▶ **Record list**

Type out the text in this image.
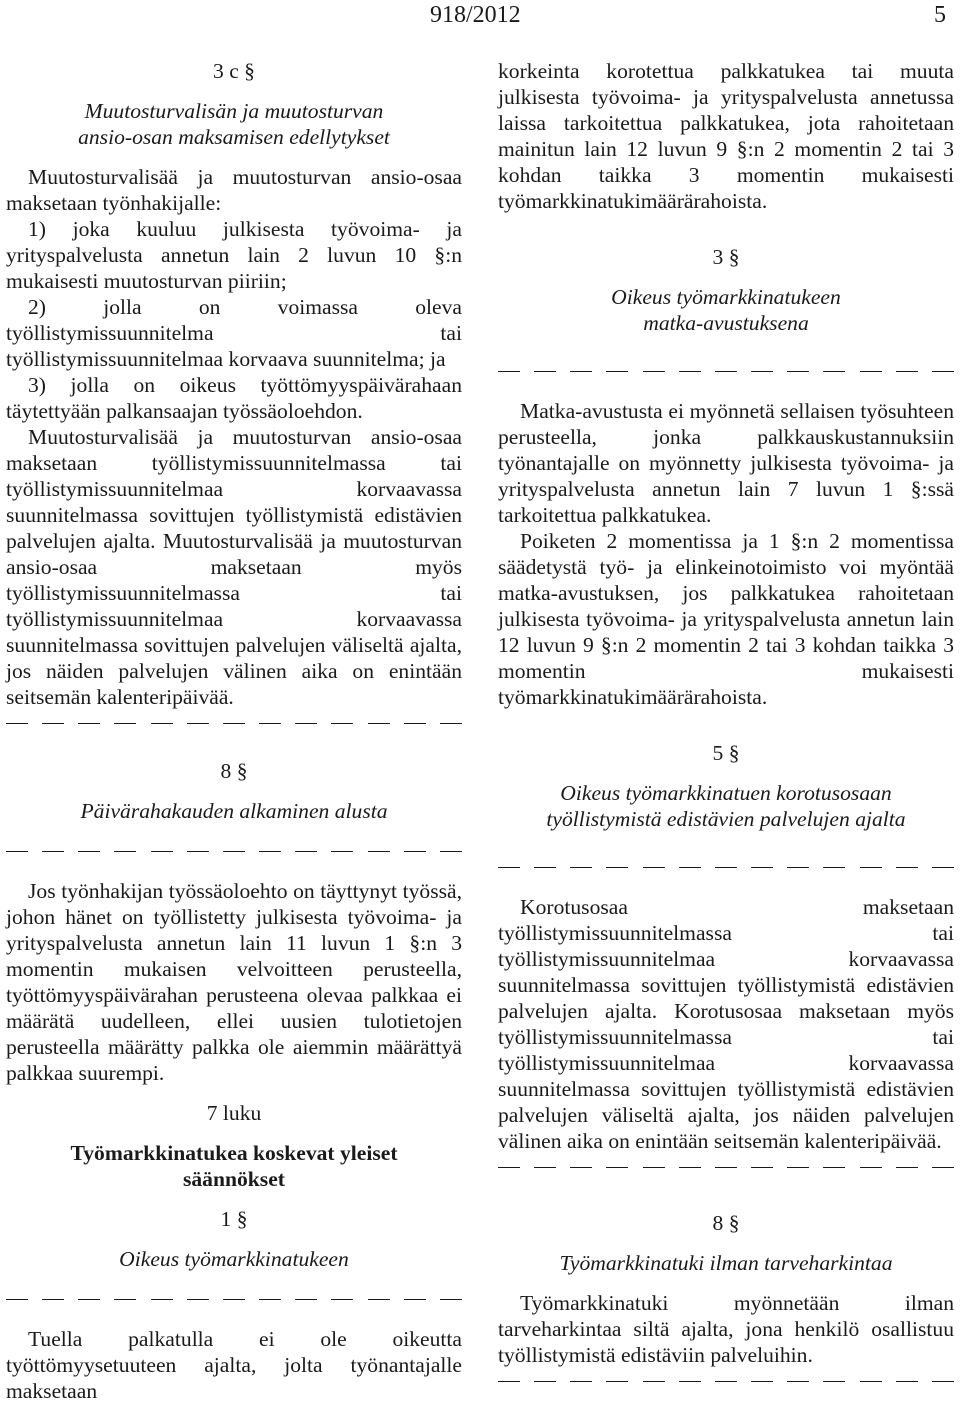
918/2012	5

3 c §

Muutosturvalisän ja muutosturvan

ansio-osan maksamisen edellytykset

Muutosturvalisää ja muutosturvan ansio-osaa maksetaan työnhakijalle:

1) joka kuuluu julkisesta työvoima- ja yrityspalvelusta annetun lain 2 luvun 10 §:n mukaisesti muutosturvan piiriin;

2) jolla on voimassa oleva työllistymissuunnitelma tai työllistymissuunnitelmaa korvaava suunnitelma; ja

3) jolla on oikeus työttömyyspäivärahaan täytettyään palkansaajan työssäoloehdon.

Muutosturvalisää ja muutosturvan ansio-osaa maksetaan työllistymissuunnitelmassa tai työllistymissuunnitelmaa korvaavassa suunnitelmassa sovittujen työllistymistä edistävien palvelujen ajalta. Muutosturvalisää ja muutosturvan ansio-osaa maksetaan myös työllistymissuunnitelmassa tai työllistymissuunnitelmaa korvaavassa suunnitelmassa sovittujen palvelujen väliseltä ajalta, jos näiden palvelujen välinen aika on enintään seitsemän kalenteripäivää.

8 §

Päivärahakauden alkaminen alusta

Jos työnhakijan työssäoloehto on täyttynyt työssä, johon hänet on työllistetty julkisesta työvoima- ja yrityspalvelusta annetun lain 11 luvun 1 §:n 3 momentin mukaisen velvoitteen perusteella, työttömyyspäivärahan perusteena olevaa palkkaa ei määrätä uudelleen, ellei uusien tulotietojen perusteella määrätty palkka ole aiemmin määrättyä palkkaa suurempi.

7 luku

Työmarkkinatukea koskevat yleiset

säännökset

1 §

Oikeus työmarkkinatukeen

Tuella palkatulla ei ole oikeutta työttömyysetuuteen ajalta, jolta työnantajalle maksetaan

korkeinta korotettua palkkatukea tai muuta julkisesta työvoima- ja yrityspalvelusta annetussa laissa tarkoitettua palkkatukea, jota rahoitetaan mainitun lain 12 luvun 9 §:n 2 momentin 2 tai 3 kohdan taikka 3 momentin mukaisesti työmarkkinatukimäärärahoista.

3 §

Oikeus työmarkkinatukeen

matka-avustuksena

Matka-avustusta ei myönnetä sellaisen työsuhteen perusteella, jonka palkkauskustannuksiin työnantajalle on myönnetty julkisesta työvoima- ja yrityspalvelusta annetun lain 7 luvun 1 §:ssä tarkoitettua palkkatukea.

Poiketen 2 momentissa ja 1 §:n 2 momentissa säädetystä työ- ja elinkeinotoimisto voi myöntää matka-avustuksen, jos palkkatukea rahoitetaan julkisesta työvoima- ja yrityspalvelusta annetun lain 12 luvun 9 §:n 2 momentin 2 tai 3 kohdan taikka 3 momentin mukaisesti työmarkkinatukimäärärahoista.

5 §

Oikeus työmarkkinatuen korotusosaan

työllistymistä edistävien palvelujen ajalta

Korotusosaa maksetaan työllistymissuunnitelmassa tai työllistymissuunnitelmaa korvaavassa suunnitelmassa sovittujen työllistymistä edistävien palvelujen ajalta. Korotusosaa maksetaan myös työllistymissuunnitelmassa tai työllistymissuunnitelmaa korvaavassa suunnitelmassa sovittujen työllistymistä edistävien palvelujen väliseltä ajalta, jos näiden palvelujen välinen aika on enintään seitsemän kalenteripäivää.

8 §

Työmarkkinatuki ilman tarveharkintaa

Työmarkkinatuki myönnetään ilman tarveharkintaa siltä ajalta, jona henkilö osallistuu työllistymistä edistäviin palveluihin.
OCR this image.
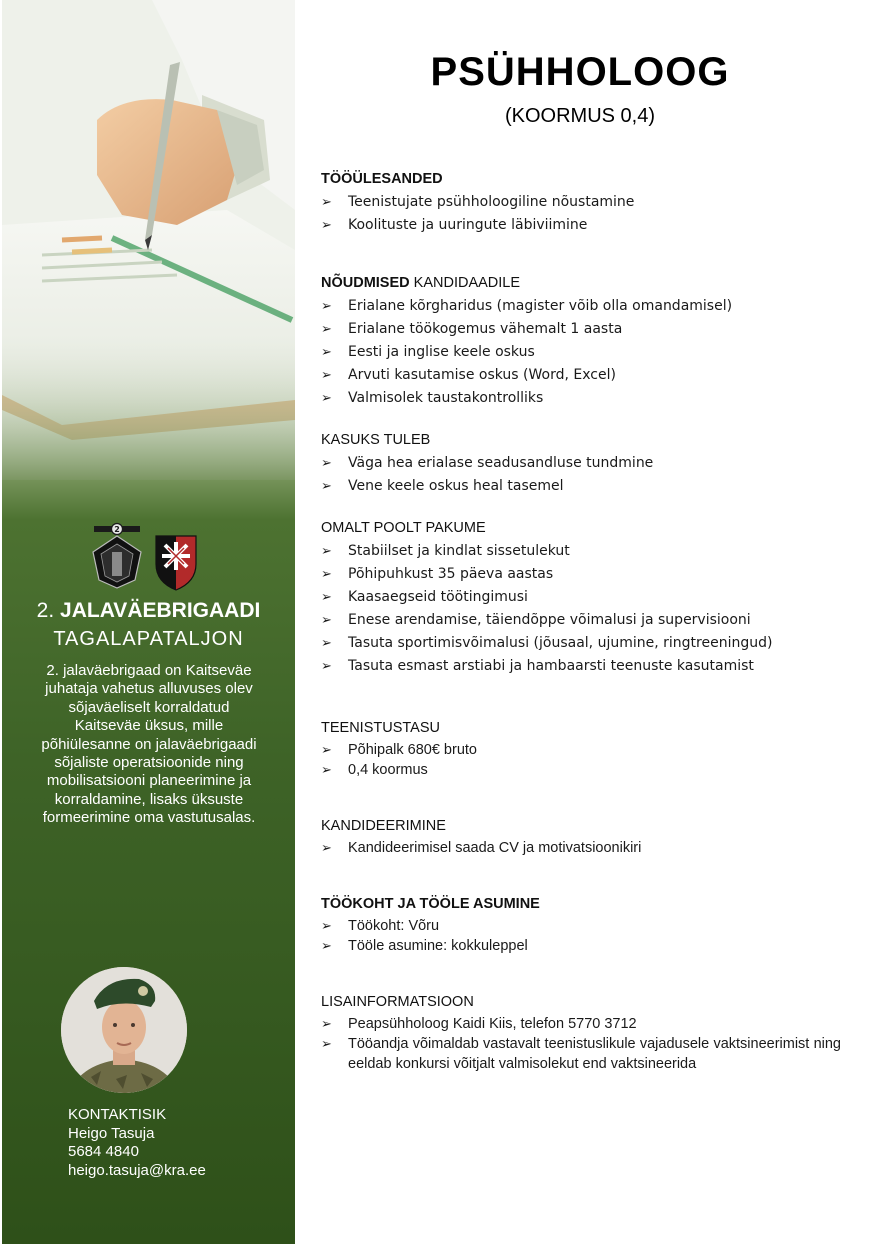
2
2. JALAVÄEBRIGAADI
TAGALAPATALJON
2. jalaväebrigaad on Kaitseväe juhataja vahetus alluvuses olev sõjaväeliselt korraldatud Kaitseväe üksus, mille põhiülesanne on jalaväebrigaadi sõjaliste operatsioonide ning mobilisatsiooni planeerimine ja korraldamine, lisaks üksuste formeerimine oma vastutusalas.
KONTAKTISIK
Heigo Tasuja
5684 4840
heigo.tasuja@kra.ee
PSÜHHOLOOG
(KOORMUS 0,4)
TÖÖÜLESANDED
➢ Teenistujate psühholoogiline nõustamine
➢ Koolituste ja uuringute läbiviimine
NÕUDMISED KANDIDAADILE
➢ Erialane kõrgharidus (magister võib olla omandamisel)
➢ Erialane töökogemus vähemalt 1 aasta
➢ Eesti ja inglise keele oskus
➢ Arvuti kasutamise oskus (Word, Excel)
➢ Valmisolek taustakontrolliks
KASUKS TULEB
➢ Väga hea erialase seadusandluse tundmine
➢ Vene keele oskus heal tasemel
OMALT POOLT PAKUME
➢ Stabiilset ja kindlat sissetulekut
➢ Põhipuhkust 35 päeva aastas
➢ Kaasaegseid töötingimusi
➢ Enese arendamise, täiendõppe võimalusi ja supervisiooni
➢ Tasuta sportimisvõimalusi (jõusaal, ujumine, ringtreeningud)
➢ Tasuta esmast arstiabi ja hambaarsti teenuste kasutamist
TEENISTUSTASU
➢ Põhipalk 680€ bruto
➢ 0,4 koormus
KANDIDEERIMINE
➢ Kandideerimisel saada CV ja motivatsioonikiri
TÖÖKOHT JA TÖÖLE ASUMINE
➢ Töökoht: Võru
➢ Tööle asumine: kokkuleppel
LISAINFORMATSIOON
➢ Peapsühholoog Kaidi Kiis, telefon 5770 3712
➢ Tööandja võimaldab vastavalt teenistuslikule vajadusele vaktsineerimist ning eeldab konkursi võitjalt valmisolekut end vaktsineerida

▶ **Work to be completed**
Reproduce all the entries that precede this task, word for word, minus any pictures.

▶ **Response for this exercise**
Type out the text in this image.
918/2012	5

3 c §

Muutosturvalisän ja muutosturvan

ansio-osan maksamisen edellytykset

Muutosturvalisää ja muutosturvan ansio-osaa maksetaan työnhakijalle:

1) joka kuuluu julkisesta työvoima- ja yrityspalvelusta annetun lain 2 luvun 10 §:n mukaisesti muutosturvan piiriin;

2) jolla on voimassa oleva työllistymissuunnitelma tai työllistymissuunnitelmaa korvaava suunnitelma; ja

3) jolla on oikeus työttömyyspäivärahaan täytettyään palkansaajan työssäoloehdon.

Muutosturvalisää ja muutosturvan ansio-osaa maksetaan työllistymissuunnitelmassa tai työllistymissuunnitelmaa korvaavassa suunnitelmassa sovittujen työllistymistä edistävien palvelujen ajalta. Muutosturvalisää ja muutosturvan ansio-osaa maksetaan myös työllistymissuunnitelmassa tai työllistymissuunnitelmaa korvaavassa suunnitelmassa sovittujen palvelujen väliseltä ajalta, jos näiden palvelujen välinen aika on enintään seitsemän kalenteripäivää.

8 §

Päivärahakauden alkaminen alusta

Jos työnhakijan työssäoloehto on täyttynyt työssä, johon hänet on työllistetty julkisesta työvoima- ja yrityspalvelusta annetun lain 11 luvun 1 §:n 3 momentin mukaisen velvoitteen perusteella, työttömyyspäivärahan perusteena olevaa palkkaa ei määrätä uudelleen, ellei uusien tulotietojen perusteella määrätty palkka ole aiemmin määrättyä palkkaa suurempi.

7 luku

Työmarkkinatukea koskevat yleiset

säännökset

1 §

Oikeus työmarkkinatukeen

Tuella palkatulla ei ole oikeutta työttömyysetuuteen ajalta, jolta työnantajalle maksetaan

korkeinta korotettua palkkatukea tai muuta julkisesta työvoima- ja yrityspalvelusta annetussa laissa tarkoitettua palkkatukea, jota rahoitetaan mainitun lain 12 luvun 9 §:n 2 momentin 2 tai 3 kohdan taikka 3 momentin mukaisesti työmarkkinatukimäärärahoista.

3 §

Oikeus työmarkkinatukeen

matka-avustuksena

Matka-avustusta ei myönnetä sellaisen työsuhteen perusteella, jonka palkkauskustannuksiin työnantajalle on myönnetty julkisesta työvoima- ja yrityspalvelusta annetun lain 7 luvun 1 §:ssä tarkoitettua palkkatukea.

Poiketen 2 momentissa ja 1 §:n 2 momentissa säädetystä työ- ja elinkeinotoimisto voi myöntää matka-avustuksen, jos palkkatukea rahoitetaan julkisesta työvoima- ja yrityspalvelusta annetun lain 12 luvun 9 §:n 2 momentin 2 tai 3 kohdan taikka 3 momentin mukaisesti työmarkkinatukimäärärahoista.

5 §

Oikeus työmarkkinatuen korotusosaan

työllistymistä edistävien palvelujen ajalta

Korotusosaa maksetaan työllistymissuunnitelmassa tai työllistymissuunnitelmaa korvaavassa suunnitelmassa sovittujen työllistymistä edistävien palvelujen ajalta. Korotusosaa maksetaan myös työllistymissuunnitelmassa tai työllistymissuunnitelmaa korvaavassa suunnitelmassa sovittujen työllistymistä edistävien palvelujen väliseltä ajalta, jos näiden palvelujen välinen aika on enintään seitsemän kalenteripäivää.

8 §

Työmarkkinatuki ilman tarveharkintaa

Työmarkkinatuki myönnetään ilman tarveharkintaa siltä ajalta, jona henkilö osallistuu työllistymistä edistäviin palveluihin.
OCR this image.
2
2. JALAVÄEBRIGAADI
TAGALAPATALJON
2. jalaväebrigaad on Kaitseväe juhataja vahetus alluvuses olev sõjaväeliselt korraldatud Kaitseväe üksus, mille põhiülesanne on jalaväebrigaadi sõjaliste operatsioonide ning mobilisatsiooni planeerimine ja korraldamine, lisaks üksuste formeerimine oma vastutusalas.
KONTAKTISIK
Heigo Tasuja
5684 4840
heigo.tasuja@kra.ee
PSÜHHOLOOG
(KOORMUS 0,4)
TÖÖÜLESANDED
➢ Teenistujate psühholoogiline nõustamine
➢ Koolituste ja uuringute läbiviimine
NÕUDMISED KANDIDAADILE
➢ Erialane kõrgharidus (magister võib olla omandamisel)
➢ Erialane töökogemus vähemalt 1 aasta
➢ Eesti ja inglise keele oskus
➢ Arvuti kasutamise oskus (Word, Excel)
➢ Valmisolek taustakontrolliks
KASUKS TULEB
➢ Väga hea erialase seadusandluse tundmine
➢ Vene keele oskus heal tasemel
OMALT POOLT PAKUME
➢ Stabiilset ja kindlat sissetulekut
➢ Põhipuhkust 35 päeva aastas
➢ Kaasaegseid töötingimusi
➢ Enese arendamise, täiendõppe võimalusi ja supervisiooni
➢ Tasuta sportimisvõimalusi (jõusaal, ujumine, ringtreeningud)
➢ Tasuta esmast arstiabi ja hambaarsti teenuste kasutamist
TEENISTUSTASU
➢ Põhipalk 680€ bruto
➢ 0,4 koormus
KANDIDEERIMINE
➢ Kandideerimisel saada CV ja motivatsioonikiri
TÖÖKOHT JA TÖÖLE ASUMINE
➢ Töökoht: Võru
➢ Tööle asumine: kokkuleppel
LISAINFORMATSIOON
➢ Peapsühholoog Kaidi Kiis, telefon 5770 3712
➢ Tööandja võimaldab vastavalt teenistuslikule vajadusele vaktsineerimist ning eeldab konkursi võitjalt valmisolekut end vaktsineerida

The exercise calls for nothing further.